Direction: Please count the lines below that contain the word "decade", and reply with that number alone.

Exercise data:
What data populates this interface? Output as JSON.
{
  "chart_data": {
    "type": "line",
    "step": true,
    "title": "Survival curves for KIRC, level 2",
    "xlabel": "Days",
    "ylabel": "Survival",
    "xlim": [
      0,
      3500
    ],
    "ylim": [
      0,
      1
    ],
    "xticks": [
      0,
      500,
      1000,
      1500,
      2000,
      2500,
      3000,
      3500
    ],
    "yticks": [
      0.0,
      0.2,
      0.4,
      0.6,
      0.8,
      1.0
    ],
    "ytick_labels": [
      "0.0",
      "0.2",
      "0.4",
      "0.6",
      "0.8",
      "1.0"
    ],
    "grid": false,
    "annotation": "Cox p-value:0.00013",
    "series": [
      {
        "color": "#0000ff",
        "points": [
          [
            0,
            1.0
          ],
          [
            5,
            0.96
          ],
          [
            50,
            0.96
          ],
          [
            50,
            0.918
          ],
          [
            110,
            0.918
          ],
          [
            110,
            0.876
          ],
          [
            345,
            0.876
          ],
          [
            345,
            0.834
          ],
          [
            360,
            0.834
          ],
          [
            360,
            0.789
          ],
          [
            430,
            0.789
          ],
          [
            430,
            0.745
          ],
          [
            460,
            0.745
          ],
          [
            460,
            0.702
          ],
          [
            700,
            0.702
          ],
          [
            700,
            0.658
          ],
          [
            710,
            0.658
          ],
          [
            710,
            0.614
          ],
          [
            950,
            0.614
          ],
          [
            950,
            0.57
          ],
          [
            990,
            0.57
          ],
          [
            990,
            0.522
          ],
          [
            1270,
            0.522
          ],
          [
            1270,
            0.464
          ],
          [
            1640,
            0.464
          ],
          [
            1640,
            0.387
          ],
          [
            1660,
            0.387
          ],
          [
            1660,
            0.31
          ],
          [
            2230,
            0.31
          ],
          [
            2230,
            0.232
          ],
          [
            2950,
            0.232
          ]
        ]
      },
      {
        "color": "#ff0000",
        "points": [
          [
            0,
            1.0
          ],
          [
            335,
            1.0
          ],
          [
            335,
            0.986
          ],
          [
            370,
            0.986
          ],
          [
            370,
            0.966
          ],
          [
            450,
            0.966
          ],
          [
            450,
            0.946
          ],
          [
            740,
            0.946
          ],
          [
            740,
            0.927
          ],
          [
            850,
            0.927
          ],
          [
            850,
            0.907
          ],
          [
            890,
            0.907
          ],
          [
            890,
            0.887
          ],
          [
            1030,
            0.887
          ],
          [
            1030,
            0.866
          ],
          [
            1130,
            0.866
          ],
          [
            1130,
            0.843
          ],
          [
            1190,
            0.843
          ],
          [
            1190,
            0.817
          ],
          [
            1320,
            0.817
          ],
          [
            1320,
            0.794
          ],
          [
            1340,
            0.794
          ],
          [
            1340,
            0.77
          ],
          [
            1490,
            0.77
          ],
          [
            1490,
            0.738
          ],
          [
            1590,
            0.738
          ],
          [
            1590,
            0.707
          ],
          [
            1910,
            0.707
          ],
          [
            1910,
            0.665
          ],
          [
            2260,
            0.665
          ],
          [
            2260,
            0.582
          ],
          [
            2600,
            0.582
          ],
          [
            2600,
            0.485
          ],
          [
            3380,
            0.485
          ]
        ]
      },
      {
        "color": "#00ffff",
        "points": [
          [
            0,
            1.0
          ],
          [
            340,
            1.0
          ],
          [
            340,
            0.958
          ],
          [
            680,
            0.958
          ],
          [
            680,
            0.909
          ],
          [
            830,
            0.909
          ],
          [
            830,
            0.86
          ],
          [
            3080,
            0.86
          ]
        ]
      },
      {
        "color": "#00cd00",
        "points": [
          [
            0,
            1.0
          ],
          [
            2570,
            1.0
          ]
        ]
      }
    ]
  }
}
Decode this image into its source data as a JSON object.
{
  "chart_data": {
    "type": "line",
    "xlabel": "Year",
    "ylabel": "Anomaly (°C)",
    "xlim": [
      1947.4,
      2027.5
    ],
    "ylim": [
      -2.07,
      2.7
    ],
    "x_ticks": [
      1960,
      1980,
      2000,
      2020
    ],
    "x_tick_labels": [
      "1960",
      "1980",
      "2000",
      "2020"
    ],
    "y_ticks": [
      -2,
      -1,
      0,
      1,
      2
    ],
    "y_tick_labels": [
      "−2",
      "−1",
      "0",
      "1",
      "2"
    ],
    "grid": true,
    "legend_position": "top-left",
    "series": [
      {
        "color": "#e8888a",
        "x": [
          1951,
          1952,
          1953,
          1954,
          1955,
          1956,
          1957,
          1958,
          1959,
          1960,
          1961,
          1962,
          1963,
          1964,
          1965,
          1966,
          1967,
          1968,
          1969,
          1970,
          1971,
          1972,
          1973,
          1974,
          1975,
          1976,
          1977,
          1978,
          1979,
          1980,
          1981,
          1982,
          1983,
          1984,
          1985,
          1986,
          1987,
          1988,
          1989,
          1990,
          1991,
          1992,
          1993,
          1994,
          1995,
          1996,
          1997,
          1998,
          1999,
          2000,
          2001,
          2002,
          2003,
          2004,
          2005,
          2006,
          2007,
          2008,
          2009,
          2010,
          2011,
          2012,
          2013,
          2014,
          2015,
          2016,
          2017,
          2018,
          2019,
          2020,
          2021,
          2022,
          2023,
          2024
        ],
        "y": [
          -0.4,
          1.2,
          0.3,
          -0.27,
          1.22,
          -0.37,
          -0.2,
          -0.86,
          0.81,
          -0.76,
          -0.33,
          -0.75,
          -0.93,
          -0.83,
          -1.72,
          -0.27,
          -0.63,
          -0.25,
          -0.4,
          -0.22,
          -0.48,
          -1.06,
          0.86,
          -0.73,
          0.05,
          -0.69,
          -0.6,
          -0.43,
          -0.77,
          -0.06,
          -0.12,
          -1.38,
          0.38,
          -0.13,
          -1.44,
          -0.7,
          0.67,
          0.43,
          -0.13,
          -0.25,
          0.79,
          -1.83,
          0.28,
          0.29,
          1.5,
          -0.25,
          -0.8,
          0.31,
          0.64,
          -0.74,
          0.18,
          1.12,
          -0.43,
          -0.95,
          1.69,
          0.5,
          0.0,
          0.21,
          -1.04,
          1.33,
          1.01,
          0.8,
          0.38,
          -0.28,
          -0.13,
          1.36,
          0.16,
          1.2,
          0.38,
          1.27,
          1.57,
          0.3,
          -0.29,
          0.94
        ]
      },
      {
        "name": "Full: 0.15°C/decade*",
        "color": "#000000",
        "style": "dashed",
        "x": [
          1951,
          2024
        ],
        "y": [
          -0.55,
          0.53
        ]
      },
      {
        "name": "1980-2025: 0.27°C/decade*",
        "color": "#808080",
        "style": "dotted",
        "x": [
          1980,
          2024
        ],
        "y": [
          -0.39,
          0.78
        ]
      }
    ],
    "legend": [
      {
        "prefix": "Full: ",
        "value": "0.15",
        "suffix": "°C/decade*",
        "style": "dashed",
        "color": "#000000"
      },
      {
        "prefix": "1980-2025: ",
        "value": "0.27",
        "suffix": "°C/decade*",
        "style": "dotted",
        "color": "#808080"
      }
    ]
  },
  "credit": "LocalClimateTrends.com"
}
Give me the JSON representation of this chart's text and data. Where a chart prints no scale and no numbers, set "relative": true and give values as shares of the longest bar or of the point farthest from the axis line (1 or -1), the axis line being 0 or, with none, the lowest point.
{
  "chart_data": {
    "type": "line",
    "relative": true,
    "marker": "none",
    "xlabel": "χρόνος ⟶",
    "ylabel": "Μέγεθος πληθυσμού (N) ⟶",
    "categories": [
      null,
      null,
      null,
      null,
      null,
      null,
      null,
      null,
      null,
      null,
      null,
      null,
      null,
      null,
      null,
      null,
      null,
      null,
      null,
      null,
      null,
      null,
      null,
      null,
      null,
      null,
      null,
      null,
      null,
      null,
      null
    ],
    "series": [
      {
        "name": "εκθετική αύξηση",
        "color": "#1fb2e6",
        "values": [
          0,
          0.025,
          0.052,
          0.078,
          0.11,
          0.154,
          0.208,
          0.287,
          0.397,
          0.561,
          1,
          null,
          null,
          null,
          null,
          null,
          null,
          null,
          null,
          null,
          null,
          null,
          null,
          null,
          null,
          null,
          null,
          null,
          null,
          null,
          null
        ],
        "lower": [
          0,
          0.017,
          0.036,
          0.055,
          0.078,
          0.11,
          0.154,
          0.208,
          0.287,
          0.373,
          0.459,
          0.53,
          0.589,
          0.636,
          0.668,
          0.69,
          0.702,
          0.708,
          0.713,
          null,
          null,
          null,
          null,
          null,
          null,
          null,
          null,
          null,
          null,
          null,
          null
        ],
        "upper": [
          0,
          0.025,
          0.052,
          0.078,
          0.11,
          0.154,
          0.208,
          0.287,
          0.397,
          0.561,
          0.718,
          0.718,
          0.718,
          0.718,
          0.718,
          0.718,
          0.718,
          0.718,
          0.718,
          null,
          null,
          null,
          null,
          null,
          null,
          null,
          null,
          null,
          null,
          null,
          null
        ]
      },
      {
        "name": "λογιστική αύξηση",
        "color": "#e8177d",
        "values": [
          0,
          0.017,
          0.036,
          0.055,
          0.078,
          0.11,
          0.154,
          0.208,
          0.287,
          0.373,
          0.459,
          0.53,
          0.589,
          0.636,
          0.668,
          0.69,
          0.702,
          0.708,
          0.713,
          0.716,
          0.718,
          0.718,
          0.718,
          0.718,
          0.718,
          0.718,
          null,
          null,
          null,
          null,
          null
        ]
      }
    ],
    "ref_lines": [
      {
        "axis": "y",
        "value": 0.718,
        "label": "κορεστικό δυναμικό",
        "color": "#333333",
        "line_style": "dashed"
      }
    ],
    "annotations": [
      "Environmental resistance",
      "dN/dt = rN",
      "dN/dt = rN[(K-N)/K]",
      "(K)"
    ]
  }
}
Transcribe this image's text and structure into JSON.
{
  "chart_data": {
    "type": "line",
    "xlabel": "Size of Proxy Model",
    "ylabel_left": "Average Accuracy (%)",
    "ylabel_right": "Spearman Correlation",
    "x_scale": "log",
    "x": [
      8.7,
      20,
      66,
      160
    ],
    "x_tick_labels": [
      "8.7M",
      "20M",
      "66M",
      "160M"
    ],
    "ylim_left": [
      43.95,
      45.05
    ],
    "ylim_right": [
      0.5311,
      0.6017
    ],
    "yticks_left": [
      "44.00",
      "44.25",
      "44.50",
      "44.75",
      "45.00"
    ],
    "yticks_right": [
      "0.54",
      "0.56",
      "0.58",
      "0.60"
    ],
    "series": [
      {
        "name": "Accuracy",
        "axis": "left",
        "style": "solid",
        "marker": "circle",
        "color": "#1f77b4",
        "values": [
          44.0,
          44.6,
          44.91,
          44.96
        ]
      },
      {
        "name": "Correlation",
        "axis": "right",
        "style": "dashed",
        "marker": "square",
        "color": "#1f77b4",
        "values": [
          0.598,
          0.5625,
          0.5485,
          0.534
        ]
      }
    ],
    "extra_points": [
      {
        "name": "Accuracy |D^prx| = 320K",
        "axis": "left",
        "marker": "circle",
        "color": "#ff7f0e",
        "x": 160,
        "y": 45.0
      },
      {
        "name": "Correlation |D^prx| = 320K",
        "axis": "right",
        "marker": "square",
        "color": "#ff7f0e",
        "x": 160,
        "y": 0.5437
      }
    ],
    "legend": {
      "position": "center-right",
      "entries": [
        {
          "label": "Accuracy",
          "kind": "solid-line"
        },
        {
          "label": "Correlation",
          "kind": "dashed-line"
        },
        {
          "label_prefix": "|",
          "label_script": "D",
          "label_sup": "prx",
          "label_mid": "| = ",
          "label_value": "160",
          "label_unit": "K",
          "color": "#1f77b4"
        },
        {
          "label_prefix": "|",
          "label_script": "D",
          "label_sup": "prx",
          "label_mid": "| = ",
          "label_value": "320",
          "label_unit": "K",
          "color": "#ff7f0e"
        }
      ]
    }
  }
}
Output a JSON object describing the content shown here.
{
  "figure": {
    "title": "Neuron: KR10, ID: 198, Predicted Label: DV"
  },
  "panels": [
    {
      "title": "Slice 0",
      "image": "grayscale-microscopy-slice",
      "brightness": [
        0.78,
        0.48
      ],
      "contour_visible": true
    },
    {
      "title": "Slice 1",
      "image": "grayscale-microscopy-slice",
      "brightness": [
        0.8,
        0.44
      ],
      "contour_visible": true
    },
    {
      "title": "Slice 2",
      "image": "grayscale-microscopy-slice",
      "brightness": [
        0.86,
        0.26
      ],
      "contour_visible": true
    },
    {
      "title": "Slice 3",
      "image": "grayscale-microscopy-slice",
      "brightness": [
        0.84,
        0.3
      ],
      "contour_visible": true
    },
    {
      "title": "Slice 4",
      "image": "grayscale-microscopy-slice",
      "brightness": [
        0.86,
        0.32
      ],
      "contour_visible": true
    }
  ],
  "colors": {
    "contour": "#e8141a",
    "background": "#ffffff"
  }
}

Expected answer: 4